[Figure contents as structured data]
>> START

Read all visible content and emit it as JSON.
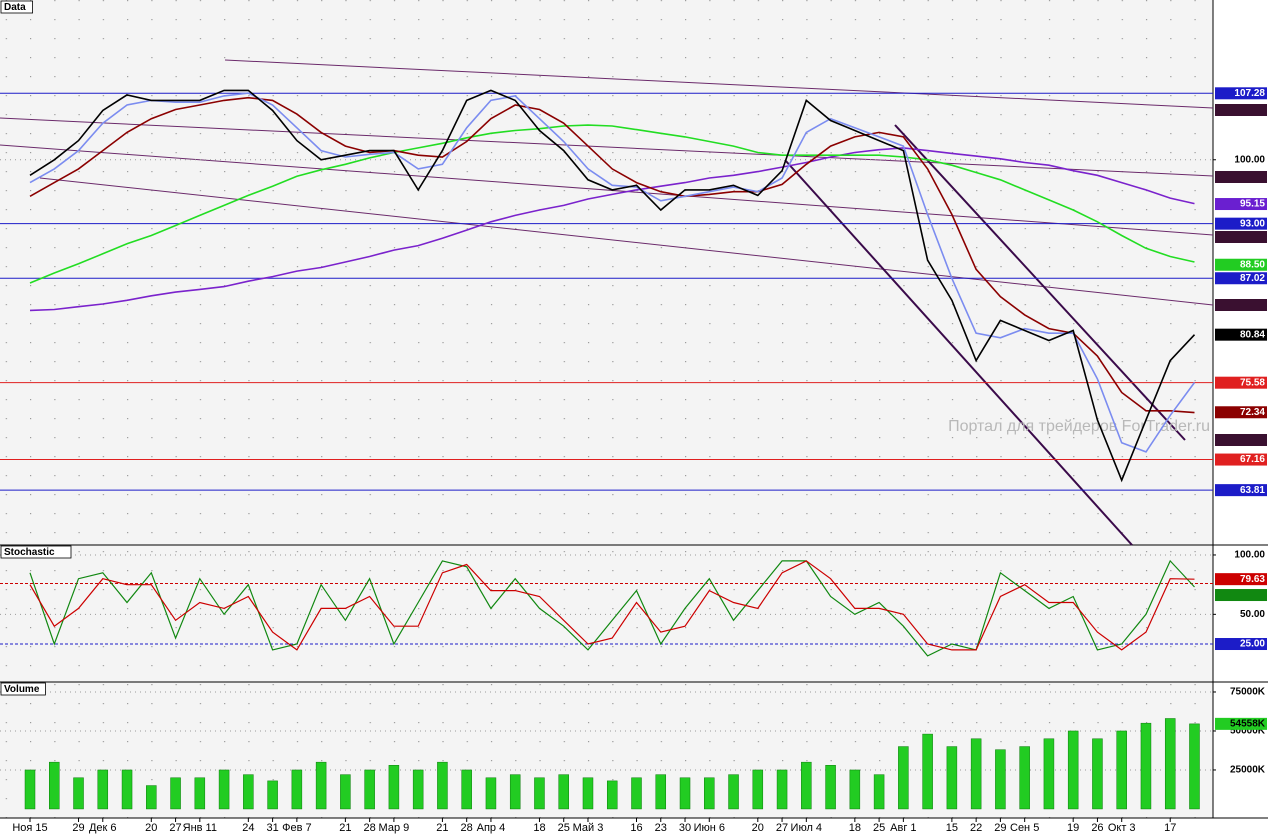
{
  "chart_data": [
    {
      "type": "line",
      "title": "Data",
      "ylim": [
        57.8,
        117.5
      ],
      "yticks": [
        {
          "value": 100,
          "label": "100.00"
        }
      ],
      "watermark": "Портал для трейдеров ForTrader.ru",
      "series": [
        {
          "color": "#7a22cc",
          "values": [
            83.5,
            83.6,
            83.9,
            84.2,
            84.6,
            85.1,
            85.5,
            85.8,
            86.1,
            86.7,
            87.2,
            87.8,
            88.2,
            88.8,
            89.4,
            90.1,
            90.6,
            91.4,
            92.3,
            93.2,
            93.9,
            94.5,
            95.0,
            95.7,
            96.2,
            96.7,
            97.1,
            97.5,
            98.0,
            98.3,
            98.7,
            99.2,
            99.7,
            100.3,
            100.8,
            101.1,
            101.3,
            101.0,
            100.7,
            100.4,
            100.1,
            99.7,
            99.4,
            98.8,
            98.3,
            97.5,
            96.7,
            95.8,
            95.2
          ]
        },
        {
          "color": "#22dd22",
          "values": [
            86.5,
            87.6,
            88.6,
            89.7,
            90.8,
            91.7,
            92.8,
            93.9,
            95.0,
            96.1,
            97.1,
            98.2,
            98.9,
            99.5,
            100.2,
            100.8,
            101.3,
            101.8,
            102.4,
            102.9,
            103.2,
            103.4,
            103.7,
            103.8,
            103.7,
            103.3,
            102.9,
            102.5,
            102.0,
            101.5,
            100.8,
            100.5,
            100.5,
            100.5,
            100.5,
            100.5,
            100.3,
            100.0,
            99.4,
            98.6,
            97.8,
            96.7,
            95.6,
            94.5,
            93.2,
            91.7,
            90.3,
            89.4,
            88.8
          ]
        },
        {
          "color": "#8b0000",
          "values": [
            96,
            97.5,
            99,
            101,
            103,
            104.5,
            105.5,
            106,
            106.5,
            106.8,
            106.5,
            105,
            103,
            101.5,
            100.8,
            101,
            100.5,
            100.3,
            102,
            104.5,
            106,
            105.5,
            104,
            101.5,
            99,
            97.5,
            96.5,
            96,
            96.2,
            96.5,
            96.5,
            97.3,
            99.5,
            101.5,
            102.5,
            103,
            102.5,
            99,
            94,
            88,
            85,
            83,
            81.5,
            81,
            78.5,
            74.5,
            72.5,
            72.5,
            72.3
          ]
        },
        {
          "color": "#7b8cf0",
          "values": [
            97.5,
            99,
            101,
            104,
            106,
            106.5,
            106.3,
            106.3,
            107,
            107.3,
            106,
            103.5,
            101,
            100.3,
            100.6,
            100.8,
            99,
            99.5,
            103.5,
            106.5,
            107,
            104.5,
            102,
            99,
            97.2,
            97,
            95.5,
            96,
            96.5,
            97,
            96.5,
            98,
            103,
            104.5,
            103.5,
            102.5,
            101.5,
            94,
            87,
            81,
            80.5,
            81.5,
            81,
            81,
            76,
            69,
            68,
            72,
            75.6
          ]
        },
        {
          "color": "#000000",
          "values": [
            98.3,
            100.0,
            102.1,
            105.4,
            107.1,
            106.5,
            106.5,
            106.5,
            107.6,
            107.6,
            105.4,
            102.1,
            100.0,
            100.5,
            101.0,
            101.0,
            96.7,
            101.0,
            106.5,
            107.6,
            106.5,
            103.2,
            101.0,
            97.8,
            96.7,
            97.2,
            94.5,
            96.7,
            96.7,
            97.2,
            96.1,
            98.8,
            106.5,
            104.3,
            103.2,
            102.1,
            101.0,
            89.0,
            84.6,
            78.0,
            82.4,
            81.3,
            80.2,
            81.3,
            71.5,
            64.9,
            71.5,
            78.0,
            80.84
          ]
        }
      ],
      "levels": [
        {
          "value": 107.28,
          "color": "#1c1cc8",
          "line": true
        },
        {
          "value": 95.15,
          "color": "#6a1fd0",
          "line": false
        },
        {
          "value": 93,
          "label": "93.00",
          "color": "#1c1cc8",
          "line": true
        },
        {
          "value": 88.5,
          "label": "88.50",
          "color": "#22cc22",
          "line": false
        },
        {
          "value": 87.02,
          "color": "#1c1cc8",
          "line": true
        },
        {
          "value": 80.84,
          "color": "#000000",
          "line": false
        },
        {
          "value": 75.58,
          "color": "#e02020",
          "line": true
        },
        {
          "value": 72.34,
          "color": "#8b0000",
          "line": false
        },
        {
          "value": 67.16,
          "color": "#e02020",
          "line": true
        },
        {
          "value": 63.81,
          "color": "#1c1cc8",
          "line": true
        }
      ]
    },
    {
      "type": "line",
      "title": "Stochastic",
      "ylim": [
        -7,
        108.4
      ],
      "yticks": [
        {
          "value": 100,
          "label": "100.00"
        },
        {
          "value": 50,
          "label": "50.00"
        }
      ],
      "series": [
        {
          "color": "#118811",
          "values": [
            85,
            25,
            80,
            85,
            60,
            85,
            30,
            80,
            50,
            75,
            20,
            25,
            75,
            45,
            80,
            25,
            60,
            95,
            90,
            55,
            80,
            55,
            40,
            20,
            45,
            70,
            25,
            55,
            80,
            45,
            70,
            95,
            95,
            65,
            50,
            60,
            40,
            15,
            25,
            20,
            85,
            70,
            55,
            65,
            20,
            25,
            50,
            95,
            73
          ]
        },
        {
          "color": "#cc0000",
          "values": [
            75,
            40,
            55,
            80,
            75,
            75,
            45,
            60,
            55,
            65,
            35,
            20,
            55,
            55,
            65,
            40,
            40,
            85,
            92,
            70,
            70,
            65,
            45,
            25,
            30,
            60,
            35,
            40,
            70,
            60,
            55,
            85,
            95,
            80,
            55,
            55,
            50,
            25,
            20,
            20,
            65,
            75,
            60,
            60,
            35,
            20,
            35,
            80,
            79.63
          ]
        }
      ],
      "levels": [
        {
          "value": 76,
          "color": "#cc0000",
          "line": true,
          "box": false
        },
        {
          "value": 25,
          "label": "25.00",
          "color": "#1c1cc8",
          "line": true,
          "box": true
        }
      ]
    },
    {
      "type": "bar",
      "title": "Volume",
      "ylim": [
        -5800,
        81400
      ],
      "yticks": [
        {
          "value": 75000,
          "label": "75000K"
        },
        {
          "value": 50000,
          "label": "50000K"
        },
        {
          "value": 25000,
          "label": "25000K"
        }
      ],
      "color": "#22cc22",
      "current": {
        "value": 54558,
        "label": "54558K"
      },
      "categories": [
        "Ноя 15",
        null,
        "29",
        "Дек 6",
        null,
        "20",
        "27",
        "Янв 11",
        null,
        "24",
        "31",
        "Фев 7",
        null,
        "21",
        "28",
        "Мар 9",
        null,
        "21",
        "28",
        "Апр 4",
        null,
        "18",
        "25",
        "Май 3",
        null,
        "16",
        "23",
        "30",
        "Июн 6",
        null,
        "20",
        "27",
        "Июл 4",
        null,
        "18",
        "25",
        "Авг 1",
        null,
        "15",
        "22",
        "29",
        "Сен 5",
        null,
        "19",
        "26",
        "Окт 3",
        null,
        "17",
        null
      ],
      "values": [
        25000,
        30000,
        20000,
        25000,
        25000,
        15000,
        20000,
        20000,
        25000,
        22000,
        18000,
        25000,
        30000,
        22000,
        25000,
        28000,
        25000,
        30000,
        25000,
        20000,
        22000,
        20000,
        22000,
        20000,
        18000,
        20000,
        22000,
        20000,
        20000,
        22000,
        25000,
        25000,
        30000,
        28000,
        25000,
        22000,
        40000,
        48000,
        40000,
        45000,
        38000,
        40000,
        45000,
        50000,
        45000,
        50000,
        55000,
        58000,
        54558
      ]
    }
  ]
}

>> END

■ **YOUR GOAL**:
Each line holding "label" must be found and copied.

■ **SOLUTION FOR THIS PROBLEM**:
          "label": "100.00"
          "label": "93.00",
          "label": "88.50",
          "label": "100.00"
          "label": "50.00"
          "label": "25.00",
          "label": "75000K"
          "label": "50000K"
          "label": "25000K"
        "label": "54558K"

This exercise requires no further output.